YOUR OBJECTIVE | In the entries that follow, count each line containing "JSON" and state the total, nothing more.

(Stored data)
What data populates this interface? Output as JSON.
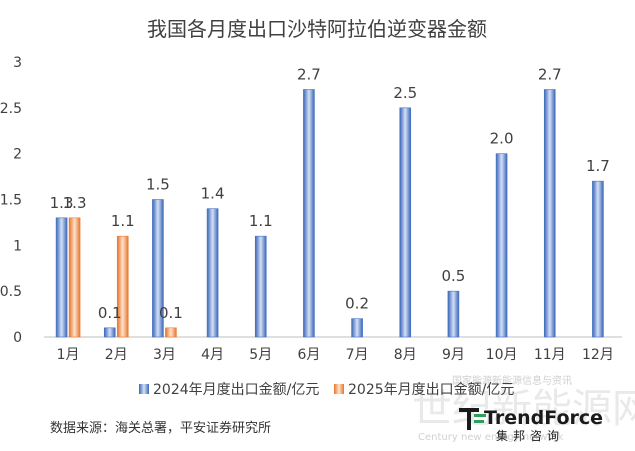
{
  "chart_data": {
    "type": "bar",
    "title": "我国各月度出口沙特阿拉伯逆变器金额",
    "categories": [
      "1月",
      "2月",
      "3月",
      "4月",
      "5月",
      "6月",
      "7月",
      "8月",
      "9月",
      "10月",
      "11月",
      "12月"
    ],
    "series": [
      {
        "name": "2024年月度出口金额/亿元",
        "values": [
          1.3,
          0.1,
          1.5,
          1.4,
          1.1,
          2.7,
          0.2,
          2.5,
          0.5,
          2.0,
          2.7,
          1.7
        ],
        "color": "#4472c4",
        "labels": [
          "1.3",
          "0.1",
          "1.5",
          "1.4",
          "1.1",
          "2.7",
          "0.2",
          "2.5",
          "0.5",
          "2.0",
          "2.7",
          "1.7"
        ]
      },
      {
        "name": "2025年月度出口金额/亿元",
        "values": [
          1.3,
          1.1,
          0.1,
          null,
          null,
          null,
          null,
          null,
          null,
          null,
          null,
          null
        ],
        "color": "#ed7d31",
        "labels": [
          "1.3",
          "1.1",
          "0.1",
          "",
          "",
          "",
          "",
          "",
          "",
          "",
          "",
          ""
        ]
      }
    ],
    "yticks": [
      "0",
      "0.5",
      "1",
      "1.5",
      "2",
      "2.5",
      "3"
    ],
    "ylim": [
      0,
      3
    ],
    "grid": false,
    "legend_position": "bottom",
    "xlabel": "",
    "ylabel": ""
  },
  "source": "数据来源：海关总署，平安证券研究所",
  "watermark": {
    "line1": "国家能源新能源信息与资讯",
    "line2": "世纪新能源网",
    "line3": "Century new energy network",
    "brand": "TrendForce",
    "brand_cn": "集邦咨询"
  }
}
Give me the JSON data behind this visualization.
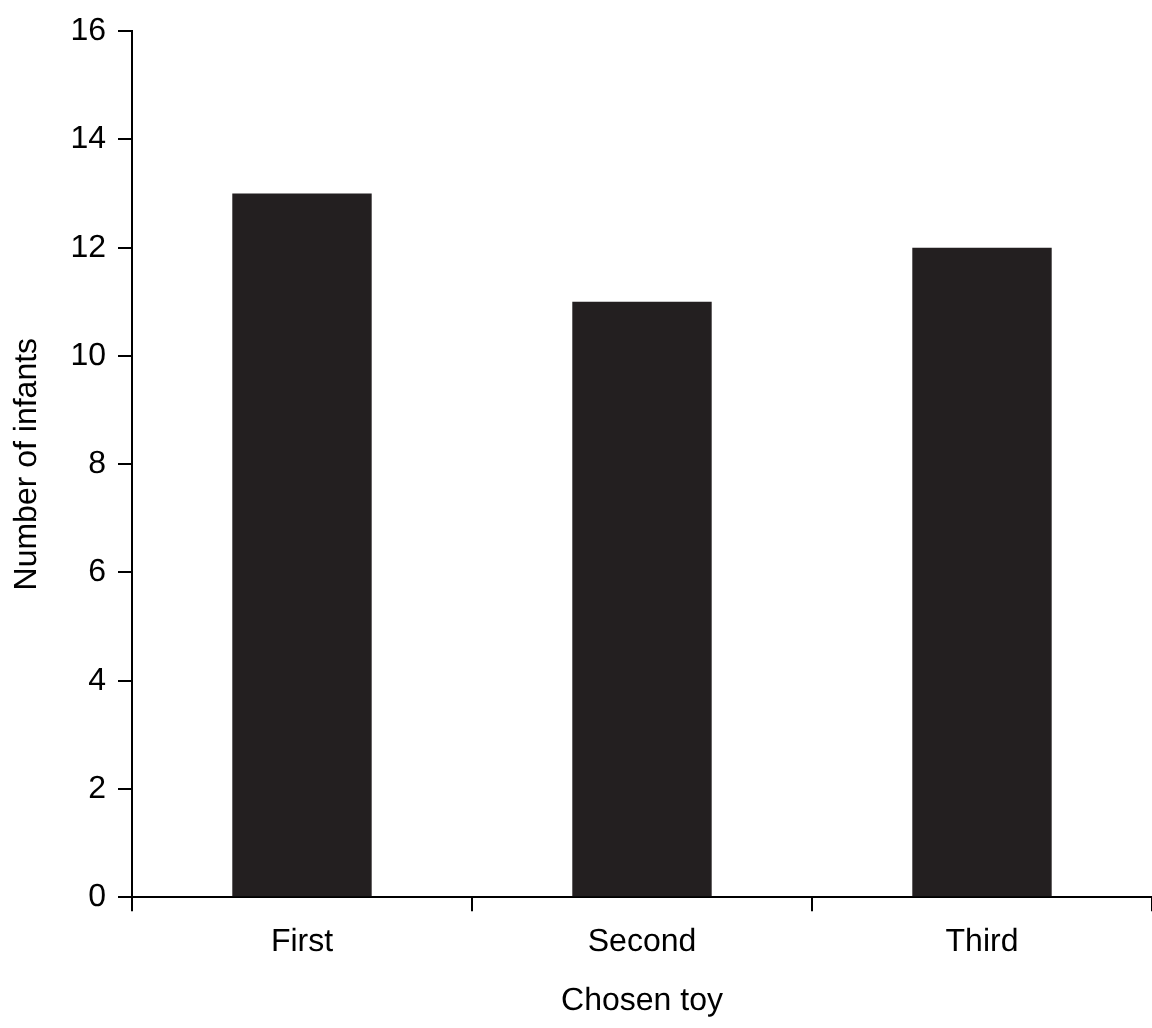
{
  "chart_data": {
    "type": "bar",
    "xlabel": "Chosen toy",
    "ylabel": "Number of infants",
    "categories": [
      "First",
      "Second",
      "Third"
    ],
    "values": [
      13,
      11,
      12
    ],
    "color": "#231f20",
    "ylim": [
      0,
      16
    ],
    "yticks": [
      0,
      2,
      4,
      6,
      8,
      10,
      12,
      14,
      16
    ],
    "grid": false,
    "legend": false
  }
}
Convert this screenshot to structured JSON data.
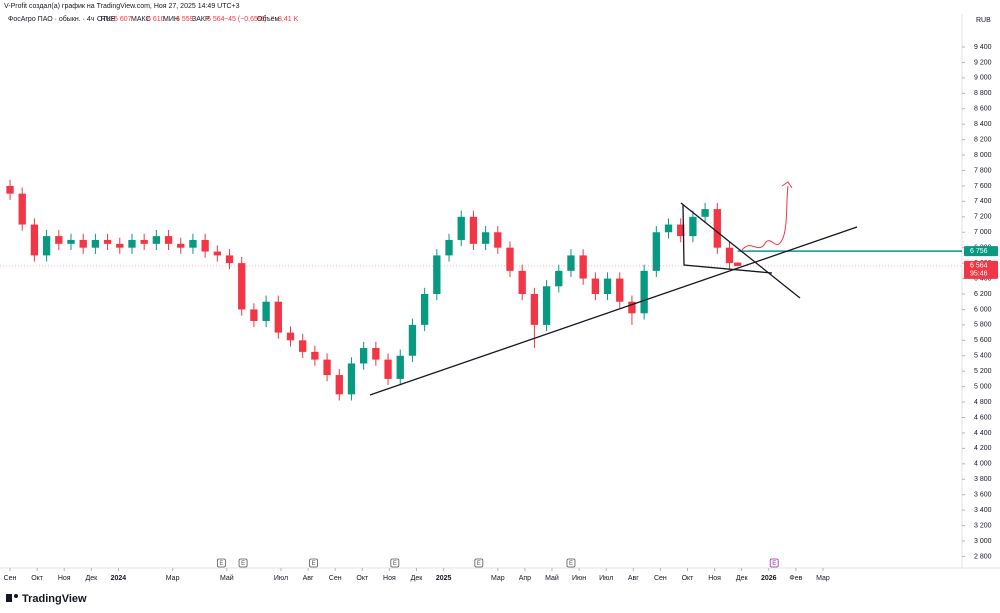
{
  "header": {
    "credit": "V-Profit создал(а) график на TradingView.com, Ноя 27, 2025 14:49 UTC+3",
    "symbol": "ФосАгро ПАО · обыкн. · 4ч · RUS",
    "open_label": "ОТКР",
    "open": "6 607",
    "high_label": "МАКС",
    "high": "6 610",
    "low_label": "МИН",
    "low": "6 559",
    "close_label": "ЗАКР",
    "close": "6 564",
    "change": "−45 (−0,65%)",
    "volume_label": "Объём",
    "volume": "8,41 K"
  },
  "currency": "RUB",
  "logo": "TradingView",
  "chart_data": {
    "type": "candlestick",
    "x": [
      0,
      0.45,
      0.9,
      1.35,
      1.8,
      2.25,
      2.7,
      3.15,
      3.6,
      4.05,
      4.5,
      4.95,
      5.4,
      5.85,
      6.3,
      6.75,
      7.2,
      7.65,
      8.1,
      8.55,
      9,
      9.45,
      9.9,
      10.35,
      10.8,
      11.25,
      11.7,
      12.15,
      12.6,
      13.05,
      13.5,
      13.95,
      14.4,
      14.85,
      15.3,
      15.75,
      16.2,
      16.65,
      17.1,
      17.55,
      18,
      18.45,
      18.9,
      19.35,
      19.8,
      20.25,
      20.7,
      21.15,
      21.6,
      22.05,
      22.5,
      22.95,
      23.4,
      23.85,
      24.3,
      24.75,
      25.2,
      25.65,
      26.1,
      26.55,
      26.85
    ],
    "open": [
      7600,
      7500,
      7100,
      6700,
      6950,
      6850,
      6900,
      6800,
      6900,
      6850,
      6800,
      6900,
      6850,
      6950,
      6850,
      6800,
      6900,
      6750,
      6700,
      6600,
      6000,
      5850,
      6100,
      5700,
      5600,
      5450,
      5350,
      5150,
      4900,
      5300,
      5500,
      5350,
      5100,
      5400,
      5800,
      6200,
      6700,
      6900,
      7200,
      6850,
      7000,
      6800,
      6500,
      6200,
      5800,
      6300,
      6500,
      6700,
      6400,
      6200,
      6400,
      6100,
      5950,
      6500,
      7000,
      7100,
      6950,
      7200,
      7300,
      6800,
      6607
    ],
    "high": [
      7680,
      7580,
      7180,
      7030,
      7030,
      6980,
      6980,
      6980,
      6980,
      6930,
      6980,
      6980,
      7030,
      7030,
      6930,
      6980,
      6980,
      6830,
      6780,
      6680,
      6080,
      6180,
      6180,
      5780,
      5680,
      5530,
      5430,
      5230,
      5380,
      5580,
      5580,
      5430,
      5480,
      5880,
      6280,
      6780,
      6980,
      7280,
      7280,
      7080,
      7080,
      6880,
      6580,
      6280,
      6380,
      6580,
      6780,
      6780,
      6480,
      6480,
      6480,
      6180,
      6580,
      7080,
      7180,
      7180,
      7280,
      7380,
      7380,
      6880,
      6610
    ],
    "low": [
      7420,
      7020,
      6620,
      6620,
      6770,
      6770,
      6720,
      6720,
      6770,
      6720,
      6720,
      6770,
      6770,
      6770,
      6720,
      6720,
      6670,
      6620,
      6520,
      5920,
      5770,
      5770,
      5620,
      5520,
      5370,
      5270,
      5070,
      4820,
      4820,
      5220,
      5270,
      5020,
      5020,
      5320,
      5720,
      6120,
      6620,
      6820,
      6770,
      6770,
      6720,
      6420,
      6120,
      5500,
      5720,
      6220,
      6420,
      6320,
      6120,
      6120,
      6020,
      5800,
      5870,
      6420,
      6920,
      6870,
      6870,
      7120,
      6720,
      6520,
      6559
    ],
    "close": [
      7500,
      7100,
      6700,
      6950,
      6850,
      6900,
      6800,
      6900,
      6850,
      6800,
      6900,
      6850,
      6950,
      6850,
      6800,
      6900,
      6750,
      6700,
      6600,
      6000,
      5850,
      6100,
      5700,
      5600,
      5450,
      5350,
      5150,
      4900,
      5300,
      5500,
      5350,
      5100,
      5400,
      5800,
      6200,
      6700,
      6900,
      7200,
      6850,
      7000,
      6800,
      6500,
      6200,
      5800,
      6300,
      6500,
      6700,
      6400,
      6200,
      6400,
      6100,
      5950,
      6500,
      7000,
      7100,
      6950,
      7200,
      7300,
      6800,
      6600,
      6564
    ],
    "up_color": "#089981",
    "down_color": "#f23645",
    "xlim": [
      -0.37,
      35.13
    ],
    "xticks": [
      {
        "value": 0,
        "label": "Сен"
      },
      {
        "value": 1,
        "label": "Окт"
      },
      {
        "value": 2,
        "label": "Ноя"
      },
      {
        "value": 3,
        "label": "Дек"
      },
      {
        "value": 4,
        "label": "2024"
      },
      {
        "value": 6,
        "label": "Мар"
      },
      {
        "value": 8,
        "label": "Май"
      },
      {
        "value": 10,
        "label": "Июл"
      },
      {
        "value": 11,
        "label": "Авг"
      },
      {
        "value": 12,
        "label": "Сен"
      },
      {
        "value": 13,
        "label": "Окт"
      },
      {
        "value": 14,
        "label": "Ноя"
      },
      {
        "value": 15,
        "label": "Дек"
      },
      {
        "value": 16,
        "label": "2025"
      },
      {
        "value": 18,
        "label": "Мар"
      },
      {
        "value": 19,
        "label": "Апр"
      },
      {
        "value": 20,
        "label": "Май"
      },
      {
        "value": 21,
        "label": "Июн"
      },
      {
        "value": 22,
        "label": "Июл"
      },
      {
        "value": 23,
        "label": "Авг"
      },
      {
        "value": 24,
        "label": "Сен"
      },
      {
        "value": 25,
        "label": "Окт"
      },
      {
        "value": 26,
        "label": "Ноя"
      },
      {
        "value": 27,
        "label": "Дек"
      },
      {
        "value": 28,
        "label": "2026"
      },
      {
        "value": 29,
        "label": "Фев"
      },
      {
        "value": 30,
        "label": "Мар"
      }
    ],
    "ylim": [
      2650,
      9750
    ],
    "yticks": [
      {
        "value": 9400,
        "label": "9 400"
      },
      {
        "value": 9200,
        "label": "9 200"
      },
      {
        "value": 9000,
        "label": "9 000"
      },
      {
        "value": 8800,
        "label": "8 800"
      },
      {
        "value": 8600,
        "label": "8 600"
      },
      {
        "value": 8400,
        "label": "8 400"
      },
      {
        "value": 8200,
        "label": "8 200"
      },
      {
        "value": 8000,
        "label": "8 000"
      },
      {
        "value": 7800,
        "label": "7 800"
      },
      {
        "value": 7600,
        "label": "7 600"
      },
      {
        "value": 7400,
        "label": "7 400"
      },
      {
        "value": 7200,
        "label": "7 200"
      },
      {
        "value": 7000,
        "label": "7 000"
      },
      {
        "value": 6800,
        "label": "6 800"
      },
      {
        "value": 6600,
        "label": "6 600"
      },
      {
        "value": 6400,
        "label": "6 400"
      },
      {
        "value": 6200,
        "label": "6 200"
      },
      {
        "value": 6000,
        "label": "6 000"
      },
      {
        "value": 5800,
        "label": "5 800"
      },
      {
        "value": 5600,
        "label": "5 600"
      },
      {
        "value": 5400,
        "label": "5 400"
      },
      {
        "value": 5200,
        "label": "5 200"
      },
      {
        "value": 5000,
        "label": "5 000"
      },
      {
        "value": 4800,
        "label": "4 800"
      },
      {
        "value": 4600,
        "label": "4 600"
      },
      {
        "value": 4400,
        "label": "4 400"
      },
      {
        "value": 4200,
        "label": "4 200"
      },
      {
        "value": 4000,
        "label": "4 000"
      },
      {
        "value": 3800,
        "label": "3 800"
      },
      {
        "value": 3600,
        "label": "3 600"
      },
      {
        "value": 3400,
        "label": "3 400"
      },
      {
        "value": 3200,
        "label": "3 200"
      },
      {
        "value": 3000,
        "label": "3 000"
      },
      {
        "value": 2800,
        "label": "2 800"
      }
    ],
    "level": {
      "value": 6756,
      "label": "6 756",
      "color": "#089981"
    },
    "last_price": {
      "value": 6564,
      "label": "6 564",
      "countdown": "95:46",
      "color": "#f23645"
    },
    "events": {
      "label": "E",
      "x": [
        7.8,
        8.6,
        11.2,
        14.2,
        17.3,
        20.7,
        28.2
      ]
    }
  }
}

RESPONSE TO THIS EXERCISE | 3